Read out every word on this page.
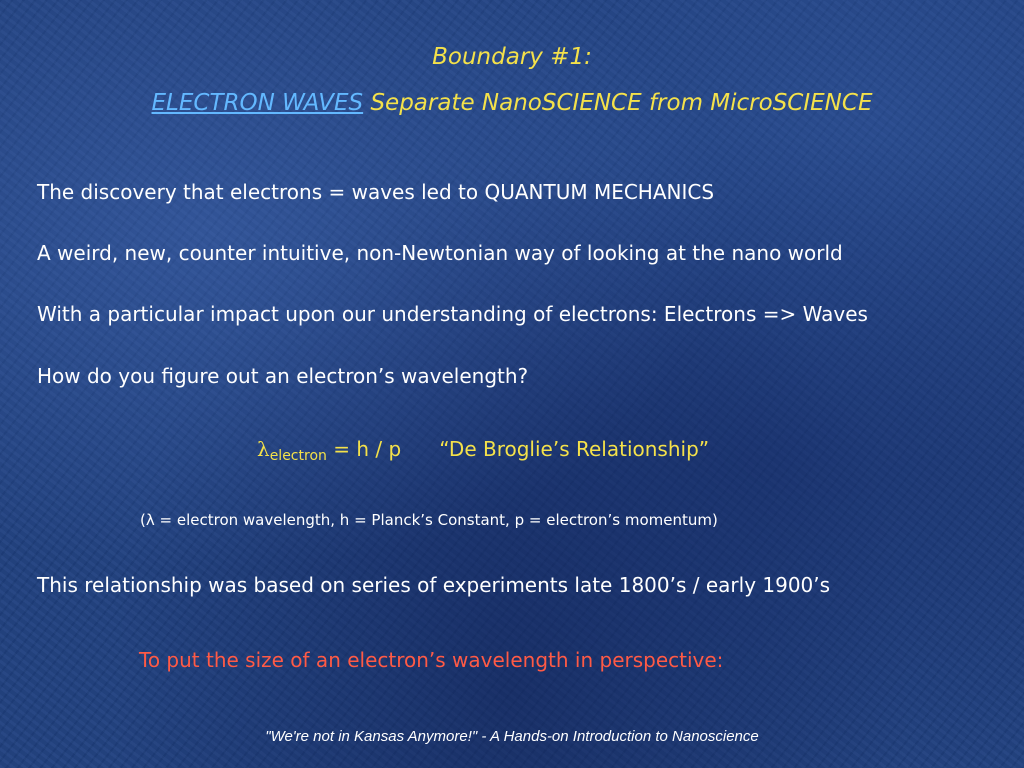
Boundary #1:
ELECTRON WAVES Separate NanoSCIENCE from MicroSCIENCE
The discovery that electrons = waves led to QUANTUM MECHANICS
A weird, new, counter intuitive, non-Newtonian way of looking at the nano world
With a particular impact upon our understanding of electrons: Electrons => Waves
How do you figure out an electron’s wavelength?
$\lambda_{electron} = h / p$ “De Broglie’s Relationship”
(λ = electron wavelength, h = Planck’s Constant, p = electron’s momentum)
This relationship was based on series of experiments late 1800’s / early 1900’s
To put the size of an electron’s wavelength in perspective:
"We're not in Kansas Anymore!" - A Hands-on Introduction to Nanoscience
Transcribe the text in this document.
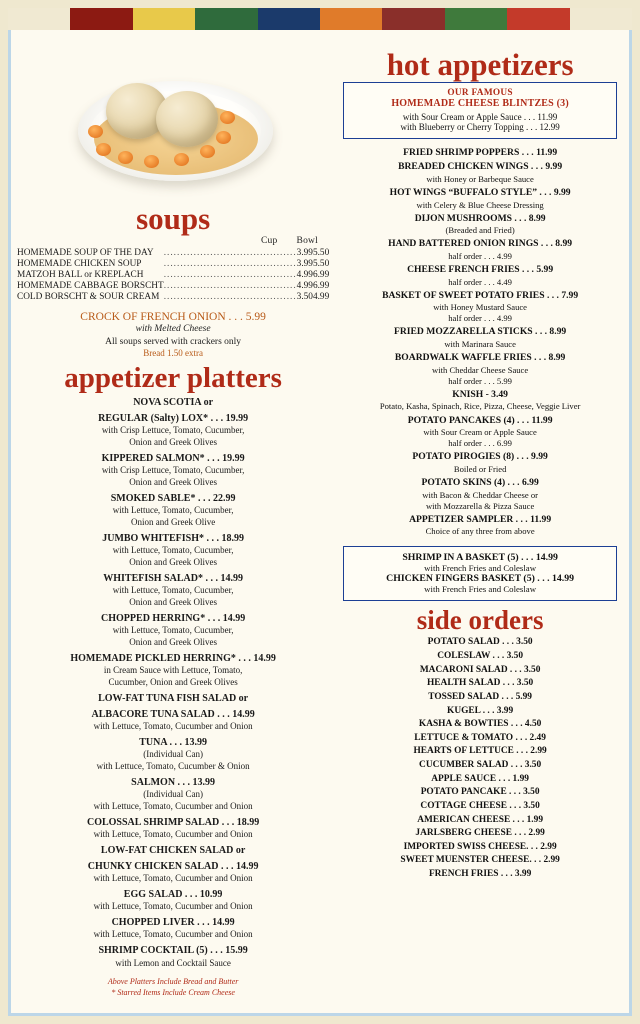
soups
Cup	Bowl
HOMEMADE SOUP OF THE DAY	........................................	3.99	5.50
HOMEMADE CHICKEN SOUP	........................................	3.99	5.50
MATZOH BALL or KREPLACH	........................................	4.99	6.99
HOMEMADE CABBAGE BORSCHT	........................................	4.99	6.99
COLD BORSCHT & SOUR CREAM	........................................	3.50	4.99
CROCK OF FRENCH ONION . . . 5.99
with Melted Cheese
All soups served with crackers only
Bread 1.50 extra
appetizer platters
NOVA SCOTIA or
REGULAR (Salty) LOX* . . . 19.99
with Crisp Lettuce, Tomato, Cucumber,
Onion and Greek Olives
KIPPERED SALMON* . . . 19.99
with Crisp Lettuce, Tomato, Cucumber,
Onion and Greek Olives
SMOKED SABLE* . . . 22.99
with Lettuce, Tomato, Cucumber,
Onion and Greek Olive
JUMBO WHITEFISH* . . . 18.99
with Lettuce, Tomato, Cucumber,
Onion and Greek Olives
WHITEFISH SALAD* . . . 14.99
with Lettuce, Tomato, Cucumber,
Onion and Greek Olives
CHOPPED HERRING* . . . 14.99
with Lettuce, Tomato, Cucumber,
Onion and Greek Olives
HOMEMADE PICKLED HERRING* . . . 14.99
in Cream Sauce with Lettuce, Tomato,
Cucumber, Onion and Greek Olives
LOW-FAT TUNA FISH SALAD or
ALBACORE TUNA SALAD . . . 14.99
with Lettuce, Tomato, Cucumber and Onion
TUNA . . . 13.99
(Individual Can)
with Lettuce, Tomato, Cucumber & Onion
SALMON . . . 13.99
(Individual Can)
with Lettuce, Tomato, Cucumber and Onion
COLOSSAL SHRIMP SALAD . . . 18.99
with Lettuce, Tomato, Cucumber and Onion
LOW-FAT CHICKEN SALAD or
CHUNKY CHICKEN SALAD . . . 14.99
with Lettuce, Tomato, Cucumber and Onion
EGG SALAD . . . 10.99
with Lettuce, Tomato, Cucumber and Onion
CHOPPED LIVER . . . 14.99
with Lettuce, Tomato, Cucumber and Onion
SHRIMP COCKTAIL (5) . . . 15.99
with Lemon and Cocktail Sauce
Above Platters Include Bread and Butter
* Starred Items Include Cream Cheese
hot appetizers
OUR FAMOUS
HOMEMADE CHEESE BLINTZES (3)
with Sour Cream or Apple Sauce . . . 11.99
with Blueberry or Cherry Topping . . . 12.99
FRIED SHRIMP POPPERS . . . 11.99
BREADED CHICKEN WINGS . . . 9.99
with Honey or Barbeque Sauce
HOT WINGS “BUFFALO STYLE” . . . 9.99
with Celery & Blue Cheese Dressing
DIJON MUSHROOMS . . . 8.99
(Breaded and Fried)
HAND BATTERED ONION RINGS . . . 8.99
half order . . . 4.99
CHEESE FRENCH FRIES . . . 5.99
half order . . . 4.49
BASKET OF SWEET POTATO FRIES . . . 7.99
with Honey Mustard Sauce
half order . . . 4.99
FRIED MOZZARELLA STICKS . . . 8.99
with Marinara Sauce
BOARDWALK WAFFLE FRIES . . . 8.99
with Cheddar Cheese Sauce
half order . . . 5.99
KNISH - 3.49
Potato, Kasha, Spinach, Rice, Pizza, Cheese, Veggie Liver
POTATO PANCAKES (4) . . . 11.99
with Sour Cream or Apple Sauce
half order . . . 6.99
POTATO PIROGIES (8) . . . 9.99
Boiled or Fried
POTATO SKINS (4) . . . 6.99
with Bacon & Cheddar Cheese or
with Mozzarella & Pizza Sauce
APPETIZER SAMPLER . . . 11.99
Choice of any three from above
SHRIMP IN A BASKET (5) . . . 14.99
with French Fries and Coleslaw
CHICKEN FINGERS BASKET (5) . . . 14.99
with French Fries and Coleslaw
side orders
POTATO SALAD . . . 3.50
COLESLAW . . . 3.50
MACARONI SALAD . . . 3.50
HEALTH SALAD . . . 3.50
TOSSED SALAD . . . 5.99
KUGEL . . . 3.99
KASHA & BOWTIES . . . 4.50
LETTUCE & TOMATO . . . 2.49
HEARTS OF LETTUCE . . . 2.99
CUCUMBER SALAD . . . 3.50
APPLE SAUCE . . . 1.99
POTATO PANCAKE . . . 3.50
COTTAGE CHEESE . . . 3.50
AMERICAN CHEESE . . . 1.99
JARLSBERG CHEESE . . . 2.99
IMPORTED SWISS CHEESE. . . 2.99
SWEET MUENSTER CHEESE. . . 2.99
FRENCH FRIES . . . 3.99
-- -- --
Required task: Every entry must be reproduced exactly, with the images left out.

Written solution:
Read out every word on this page.
Boundary #1:
ELECTRON WAVES Separate NanoSCIENCE from MicroSCIENCE
The discovery that electrons = waves led to QUANTUM MECHANICS
A weird, new, counter intuitive, non-Newtonian way of looking at the nano world
With a particular impact upon our understanding of electrons: Electrons => Waves
How do you figure out an electron’s wavelength?
$\lambda_{electron} = h / p$ “De Broglie’s Relationship”
(λ = electron wavelength, h = Planck’s Constant, p = electron’s momentum)
This relationship was based on series of experiments late 1800’s / early 1900’s
To put the size of an electron’s wavelength in perspective:
"We're not in Kansas Anymore!" - A Hands-on Introduction to Nanoscience
Transcribe the text in this document.
soups
Cup	Bowl
HOMEMADE SOUP OF THE DAY	........................................	3.99	5.50
HOMEMADE CHICKEN SOUP	........................................	3.99	5.50
MATZOH BALL or KREPLACH	........................................	4.99	6.99
HOMEMADE CABBAGE BORSCHT	........................................	4.99	6.99
COLD BORSCHT & SOUR CREAM	........................................	3.50	4.99
CROCK OF FRENCH ONION . . . 5.99
with Melted Cheese
All soups served with crackers only
Bread 1.50 extra
appetizer platters
NOVA SCOTIA or
REGULAR (Salty) LOX* . . . 19.99
with Crisp Lettuce, Tomato, Cucumber,
Onion and Greek Olives
KIPPERED SALMON* . . . 19.99
with Crisp Lettuce, Tomato, Cucumber,
Onion and Greek Olives
SMOKED SABLE* . . . 22.99
with Lettuce, Tomato, Cucumber,
Onion and Greek Olive
JUMBO WHITEFISH* . . . 18.99
with Lettuce, Tomato, Cucumber,
Onion and Greek Olives
WHITEFISH SALAD* . . . 14.99
with Lettuce, Tomato, Cucumber,
Onion and Greek Olives
CHOPPED HERRING* . . . 14.99
with Lettuce, Tomato, Cucumber,
Onion and Greek Olives
HOMEMADE PICKLED HERRING* . . . 14.99
in Cream Sauce with Lettuce, Tomato,
Cucumber, Onion and Greek Olives
LOW-FAT TUNA FISH SALAD or
ALBACORE TUNA SALAD . . . 14.99
with Lettuce, Tomato, Cucumber and Onion
TUNA . . . 13.99
(Individual Can)
with Lettuce, Tomato, Cucumber & Onion
SALMON . . . 13.99
(Individual Can)
with Lettuce, Tomato, Cucumber and Onion
COLOSSAL SHRIMP SALAD . . . 18.99
with Lettuce, Tomato, Cucumber and Onion
LOW-FAT CHICKEN SALAD or
CHUNKY CHICKEN SALAD . . . 14.99
with Lettuce, Tomato, Cucumber and Onion
EGG SALAD . . . 10.99
with Lettuce, Tomato, Cucumber and Onion
CHOPPED LIVER . . . 14.99
with Lettuce, Tomato, Cucumber and Onion
SHRIMP COCKTAIL (5) . . . 15.99
with Lemon and Cocktail Sauce
Above Platters Include Bread and Butter
* Starred Items Include Cream Cheese
hot appetizers
OUR FAMOUS
HOMEMADE CHEESE BLINTZES (3)
with Sour Cream or Apple Sauce . . . 11.99
with Blueberry or Cherry Topping . . . 12.99
FRIED SHRIMP POPPERS . . . 11.99
BREADED CHICKEN WINGS . . . 9.99
with Honey or Barbeque Sauce
HOT WINGS “BUFFALO STYLE” . . . 9.99
with Celery & Blue Cheese Dressing
DIJON MUSHROOMS . . . 8.99
(Breaded and Fried)
HAND BATTERED ONION RINGS . . . 8.99
half order . . . 4.99
CHEESE FRENCH FRIES . . . 5.99
half order . . . 4.49
BASKET OF SWEET POTATO FRIES . . . 7.99
with Honey Mustard Sauce
half order . . . 4.99
FRIED MOZZARELLA STICKS . . . 8.99
with Marinara Sauce
BOARDWALK WAFFLE FRIES . . . 8.99
with Cheddar Cheese Sauce
half order . . . 5.99
KNISH - 3.49
Potato, Kasha, Spinach, Rice, Pizza, Cheese, Veggie Liver
POTATO PANCAKES (4) . . . 11.99
with Sour Cream or Apple Sauce
half order . . . 6.99
POTATO PIROGIES (8) . . . 9.99
Boiled or Fried
POTATO SKINS (4) . . . 6.99
with Bacon & Cheddar Cheese or
with Mozzarella & Pizza Sauce
APPETIZER SAMPLER . . . 11.99
Choice of any three from above
SHRIMP IN A BASKET (5) . . . 14.99
with French Fries and Coleslaw
CHICKEN FINGERS BASKET (5) . . . 14.99
with French Fries and Coleslaw
side orders
POTATO SALAD . . . 3.50
COLESLAW . . . 3.50
MACARONI SALAD . . . 3.50
HEALTH SALAD . . . 3.50
TOSSED SALAD . . . 5.99
KUGEL . . . 3.99
KASHA & BOWTIES . . . 4.50
LETTUCE & TOMATO . . . 2.49
HEARTS OF LETTUCE . . . 2.99
CUCUMBER SALAD . . . 3.50
APPLE SAUCE . . . 1.99
POTATO PANCAKE . . . 3.50
COTTAGE CHEESE . . . 3.50
AMERICAN CHEESE . . . 1.99
JARLSBERG CHEESE . . . 2.99
IMPORTED SWISS CHEESE. . . 2.99
SWEET MUENSTER CHEESE. . . 2.99
FRENCH FRIES . . . 3.99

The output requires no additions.